• _Exercise directions_:
In the data that follows, count each line holding the string "Quick"; answer with the number only.
## Start
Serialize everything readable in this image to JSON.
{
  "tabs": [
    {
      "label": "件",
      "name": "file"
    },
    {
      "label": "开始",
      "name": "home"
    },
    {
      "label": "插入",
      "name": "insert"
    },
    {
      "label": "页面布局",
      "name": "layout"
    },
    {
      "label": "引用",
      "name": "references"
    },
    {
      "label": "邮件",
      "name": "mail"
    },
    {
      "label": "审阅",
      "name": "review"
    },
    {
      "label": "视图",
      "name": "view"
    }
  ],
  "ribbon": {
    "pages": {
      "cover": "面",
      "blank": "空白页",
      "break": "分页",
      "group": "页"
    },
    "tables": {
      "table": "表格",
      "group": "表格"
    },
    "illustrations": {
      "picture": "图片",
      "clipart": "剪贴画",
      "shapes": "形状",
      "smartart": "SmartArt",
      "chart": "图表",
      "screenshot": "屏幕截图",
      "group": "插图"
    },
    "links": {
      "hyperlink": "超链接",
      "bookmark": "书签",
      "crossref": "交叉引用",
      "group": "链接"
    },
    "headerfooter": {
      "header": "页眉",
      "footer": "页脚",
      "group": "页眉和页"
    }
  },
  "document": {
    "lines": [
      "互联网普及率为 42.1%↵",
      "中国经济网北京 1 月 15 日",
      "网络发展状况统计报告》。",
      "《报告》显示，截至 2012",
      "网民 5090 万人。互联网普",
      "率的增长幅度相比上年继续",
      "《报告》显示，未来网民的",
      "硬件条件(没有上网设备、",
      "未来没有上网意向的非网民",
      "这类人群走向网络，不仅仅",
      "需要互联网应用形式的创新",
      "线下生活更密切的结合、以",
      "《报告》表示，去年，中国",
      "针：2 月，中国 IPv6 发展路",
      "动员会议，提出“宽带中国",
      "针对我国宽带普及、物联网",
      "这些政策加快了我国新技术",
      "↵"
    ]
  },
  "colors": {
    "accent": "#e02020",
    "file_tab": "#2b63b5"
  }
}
## End
## Start
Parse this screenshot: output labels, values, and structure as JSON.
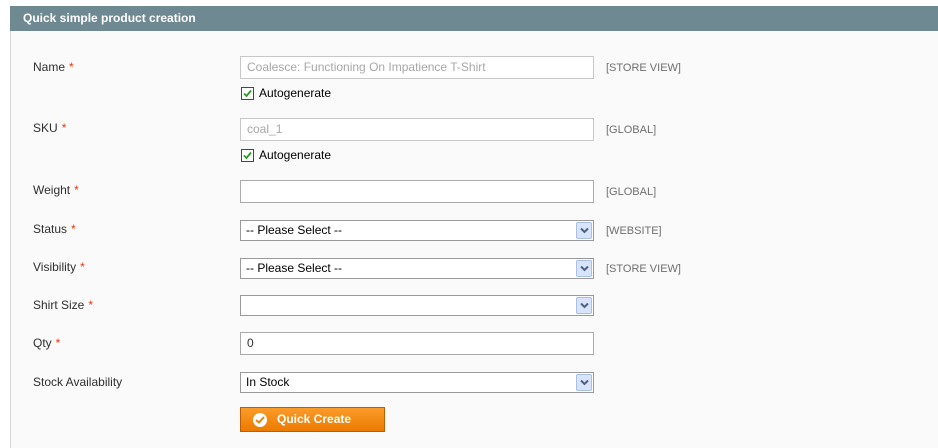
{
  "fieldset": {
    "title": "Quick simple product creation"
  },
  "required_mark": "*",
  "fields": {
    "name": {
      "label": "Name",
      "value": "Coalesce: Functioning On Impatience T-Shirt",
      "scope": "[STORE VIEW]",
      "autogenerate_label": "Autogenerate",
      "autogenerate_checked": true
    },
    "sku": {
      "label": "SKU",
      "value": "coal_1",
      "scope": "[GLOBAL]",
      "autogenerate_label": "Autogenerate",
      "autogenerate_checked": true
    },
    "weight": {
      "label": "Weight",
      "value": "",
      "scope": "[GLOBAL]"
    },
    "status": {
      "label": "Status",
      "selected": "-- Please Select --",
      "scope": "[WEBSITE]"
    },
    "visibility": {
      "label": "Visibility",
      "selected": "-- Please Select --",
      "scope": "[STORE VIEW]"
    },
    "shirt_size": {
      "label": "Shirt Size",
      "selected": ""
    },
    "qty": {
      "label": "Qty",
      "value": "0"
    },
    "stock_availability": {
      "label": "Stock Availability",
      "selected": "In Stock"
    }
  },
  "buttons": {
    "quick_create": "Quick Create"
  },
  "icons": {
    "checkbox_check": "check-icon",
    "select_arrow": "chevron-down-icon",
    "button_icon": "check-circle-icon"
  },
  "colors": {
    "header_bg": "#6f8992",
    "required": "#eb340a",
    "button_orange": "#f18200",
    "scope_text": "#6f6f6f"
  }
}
## End
• _Solution_:
2